# Given exercise:
In the entries below, count every line with the word "изготовления". Return only the count.

[A run of records]
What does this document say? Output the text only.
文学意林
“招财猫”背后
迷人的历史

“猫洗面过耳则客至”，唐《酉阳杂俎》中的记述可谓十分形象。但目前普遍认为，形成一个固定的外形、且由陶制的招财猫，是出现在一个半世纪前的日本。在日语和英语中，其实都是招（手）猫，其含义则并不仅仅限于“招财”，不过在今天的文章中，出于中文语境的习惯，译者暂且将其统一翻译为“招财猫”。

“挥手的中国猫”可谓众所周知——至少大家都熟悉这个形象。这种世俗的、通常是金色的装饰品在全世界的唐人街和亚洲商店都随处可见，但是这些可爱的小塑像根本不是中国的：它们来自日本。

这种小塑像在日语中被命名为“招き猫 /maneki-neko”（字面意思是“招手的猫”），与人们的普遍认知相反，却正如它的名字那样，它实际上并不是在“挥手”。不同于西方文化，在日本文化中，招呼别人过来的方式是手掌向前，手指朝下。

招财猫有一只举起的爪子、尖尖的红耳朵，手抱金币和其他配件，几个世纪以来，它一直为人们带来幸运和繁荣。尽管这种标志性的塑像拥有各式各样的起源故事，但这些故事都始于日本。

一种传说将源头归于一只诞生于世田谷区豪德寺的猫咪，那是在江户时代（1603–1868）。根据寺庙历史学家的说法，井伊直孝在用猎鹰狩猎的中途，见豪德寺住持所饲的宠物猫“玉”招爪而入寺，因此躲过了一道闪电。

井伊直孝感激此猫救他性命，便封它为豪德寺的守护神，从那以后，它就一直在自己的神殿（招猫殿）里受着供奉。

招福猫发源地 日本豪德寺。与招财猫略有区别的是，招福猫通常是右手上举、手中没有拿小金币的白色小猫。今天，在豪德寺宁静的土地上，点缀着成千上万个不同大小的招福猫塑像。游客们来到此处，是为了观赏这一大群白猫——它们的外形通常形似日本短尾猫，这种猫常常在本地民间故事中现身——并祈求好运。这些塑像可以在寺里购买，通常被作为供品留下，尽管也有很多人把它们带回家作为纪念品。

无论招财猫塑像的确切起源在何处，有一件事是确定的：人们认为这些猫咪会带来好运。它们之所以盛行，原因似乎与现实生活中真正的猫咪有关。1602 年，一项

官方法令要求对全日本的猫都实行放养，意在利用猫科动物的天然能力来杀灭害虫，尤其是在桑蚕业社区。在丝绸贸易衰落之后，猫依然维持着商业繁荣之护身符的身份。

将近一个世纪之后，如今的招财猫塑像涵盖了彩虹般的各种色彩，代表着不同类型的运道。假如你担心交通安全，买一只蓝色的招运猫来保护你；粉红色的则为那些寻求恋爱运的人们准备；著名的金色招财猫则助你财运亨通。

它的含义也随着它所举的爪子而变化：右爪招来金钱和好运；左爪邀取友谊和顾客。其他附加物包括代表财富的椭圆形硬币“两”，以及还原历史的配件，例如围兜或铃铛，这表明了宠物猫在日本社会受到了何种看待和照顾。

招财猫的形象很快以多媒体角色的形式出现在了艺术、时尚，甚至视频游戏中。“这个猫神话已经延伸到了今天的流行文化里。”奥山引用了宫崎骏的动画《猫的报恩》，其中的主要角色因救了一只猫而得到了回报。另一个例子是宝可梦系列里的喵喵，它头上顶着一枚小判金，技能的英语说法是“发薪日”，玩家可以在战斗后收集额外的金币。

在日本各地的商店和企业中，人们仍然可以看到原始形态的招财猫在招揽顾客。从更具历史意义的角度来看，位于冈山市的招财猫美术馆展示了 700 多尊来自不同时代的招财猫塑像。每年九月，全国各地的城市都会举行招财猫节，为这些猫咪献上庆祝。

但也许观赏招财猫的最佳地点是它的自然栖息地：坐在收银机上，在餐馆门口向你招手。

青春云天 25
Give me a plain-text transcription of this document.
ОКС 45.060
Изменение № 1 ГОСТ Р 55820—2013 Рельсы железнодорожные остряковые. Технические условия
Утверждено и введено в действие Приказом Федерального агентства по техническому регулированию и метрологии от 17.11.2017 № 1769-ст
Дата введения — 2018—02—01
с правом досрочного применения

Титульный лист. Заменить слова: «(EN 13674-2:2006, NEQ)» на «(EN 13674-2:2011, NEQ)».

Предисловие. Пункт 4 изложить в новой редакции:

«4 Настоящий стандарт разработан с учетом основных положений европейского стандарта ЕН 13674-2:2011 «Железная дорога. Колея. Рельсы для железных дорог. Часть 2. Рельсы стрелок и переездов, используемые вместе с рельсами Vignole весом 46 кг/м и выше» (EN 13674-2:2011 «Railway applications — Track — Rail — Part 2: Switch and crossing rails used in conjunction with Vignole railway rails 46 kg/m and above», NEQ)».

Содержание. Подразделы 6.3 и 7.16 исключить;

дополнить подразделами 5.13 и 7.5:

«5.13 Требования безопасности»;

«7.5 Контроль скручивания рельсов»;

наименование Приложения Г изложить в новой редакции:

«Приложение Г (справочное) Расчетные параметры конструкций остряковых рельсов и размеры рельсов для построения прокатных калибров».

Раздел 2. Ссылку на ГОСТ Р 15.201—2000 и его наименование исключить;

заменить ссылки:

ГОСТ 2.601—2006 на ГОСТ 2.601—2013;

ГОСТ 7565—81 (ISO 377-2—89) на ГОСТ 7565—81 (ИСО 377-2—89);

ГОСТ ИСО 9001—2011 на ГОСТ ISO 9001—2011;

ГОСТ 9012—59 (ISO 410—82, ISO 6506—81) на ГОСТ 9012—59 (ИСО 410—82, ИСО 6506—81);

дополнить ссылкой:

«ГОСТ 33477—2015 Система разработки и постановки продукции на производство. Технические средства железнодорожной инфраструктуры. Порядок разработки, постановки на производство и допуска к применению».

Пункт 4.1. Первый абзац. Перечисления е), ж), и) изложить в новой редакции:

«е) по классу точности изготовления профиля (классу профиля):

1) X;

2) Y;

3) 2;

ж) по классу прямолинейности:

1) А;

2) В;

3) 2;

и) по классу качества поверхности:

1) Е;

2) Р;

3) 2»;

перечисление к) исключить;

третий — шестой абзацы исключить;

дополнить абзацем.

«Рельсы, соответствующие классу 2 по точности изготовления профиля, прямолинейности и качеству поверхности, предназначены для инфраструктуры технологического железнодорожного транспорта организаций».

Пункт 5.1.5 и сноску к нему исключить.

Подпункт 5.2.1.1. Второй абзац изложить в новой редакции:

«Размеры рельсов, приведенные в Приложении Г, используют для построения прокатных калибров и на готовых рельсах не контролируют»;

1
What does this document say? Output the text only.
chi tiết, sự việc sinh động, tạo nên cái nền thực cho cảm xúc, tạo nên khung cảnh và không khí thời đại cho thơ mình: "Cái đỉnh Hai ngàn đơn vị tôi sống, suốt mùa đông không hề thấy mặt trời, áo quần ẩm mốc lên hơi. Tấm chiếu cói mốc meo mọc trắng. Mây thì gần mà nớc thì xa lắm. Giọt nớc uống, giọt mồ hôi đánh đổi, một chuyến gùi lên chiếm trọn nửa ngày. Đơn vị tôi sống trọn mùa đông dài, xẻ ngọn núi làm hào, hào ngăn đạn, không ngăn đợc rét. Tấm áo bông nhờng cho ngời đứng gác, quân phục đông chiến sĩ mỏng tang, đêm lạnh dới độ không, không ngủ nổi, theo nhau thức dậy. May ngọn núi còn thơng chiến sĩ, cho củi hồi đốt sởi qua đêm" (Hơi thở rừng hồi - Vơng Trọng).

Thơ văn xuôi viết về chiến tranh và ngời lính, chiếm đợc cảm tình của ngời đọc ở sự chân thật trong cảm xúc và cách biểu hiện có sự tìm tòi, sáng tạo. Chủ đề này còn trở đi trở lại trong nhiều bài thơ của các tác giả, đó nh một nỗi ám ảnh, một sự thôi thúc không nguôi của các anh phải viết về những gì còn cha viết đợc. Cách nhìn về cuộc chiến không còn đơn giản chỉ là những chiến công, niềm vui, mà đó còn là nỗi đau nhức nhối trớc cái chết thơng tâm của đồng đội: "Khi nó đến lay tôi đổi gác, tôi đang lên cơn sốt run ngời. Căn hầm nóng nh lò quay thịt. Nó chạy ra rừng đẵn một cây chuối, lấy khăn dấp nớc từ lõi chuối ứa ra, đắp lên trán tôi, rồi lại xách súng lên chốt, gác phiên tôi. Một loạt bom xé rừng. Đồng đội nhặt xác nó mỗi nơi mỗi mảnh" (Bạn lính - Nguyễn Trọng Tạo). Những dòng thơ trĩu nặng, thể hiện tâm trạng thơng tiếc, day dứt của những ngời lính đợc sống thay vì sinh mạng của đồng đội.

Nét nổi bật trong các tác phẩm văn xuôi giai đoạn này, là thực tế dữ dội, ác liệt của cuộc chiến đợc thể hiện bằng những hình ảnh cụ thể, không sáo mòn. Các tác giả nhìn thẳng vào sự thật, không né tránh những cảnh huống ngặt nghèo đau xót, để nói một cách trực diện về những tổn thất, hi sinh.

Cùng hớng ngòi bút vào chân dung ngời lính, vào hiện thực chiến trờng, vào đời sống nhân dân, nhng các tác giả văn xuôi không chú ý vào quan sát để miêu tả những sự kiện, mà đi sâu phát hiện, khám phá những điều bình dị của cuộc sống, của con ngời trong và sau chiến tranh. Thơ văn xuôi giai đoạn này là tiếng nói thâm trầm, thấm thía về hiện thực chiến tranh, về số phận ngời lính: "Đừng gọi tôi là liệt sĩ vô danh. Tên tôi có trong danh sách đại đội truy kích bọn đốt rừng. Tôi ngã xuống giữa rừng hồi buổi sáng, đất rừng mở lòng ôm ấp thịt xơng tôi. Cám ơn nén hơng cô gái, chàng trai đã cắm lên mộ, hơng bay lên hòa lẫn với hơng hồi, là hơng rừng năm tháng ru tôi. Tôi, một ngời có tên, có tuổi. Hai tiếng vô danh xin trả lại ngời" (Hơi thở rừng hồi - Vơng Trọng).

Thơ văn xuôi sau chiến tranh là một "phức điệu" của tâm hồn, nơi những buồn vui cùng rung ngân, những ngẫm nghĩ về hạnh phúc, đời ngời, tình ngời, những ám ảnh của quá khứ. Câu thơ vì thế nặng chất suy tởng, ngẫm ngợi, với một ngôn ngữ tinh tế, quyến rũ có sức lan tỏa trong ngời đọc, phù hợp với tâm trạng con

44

# Exercise result:
2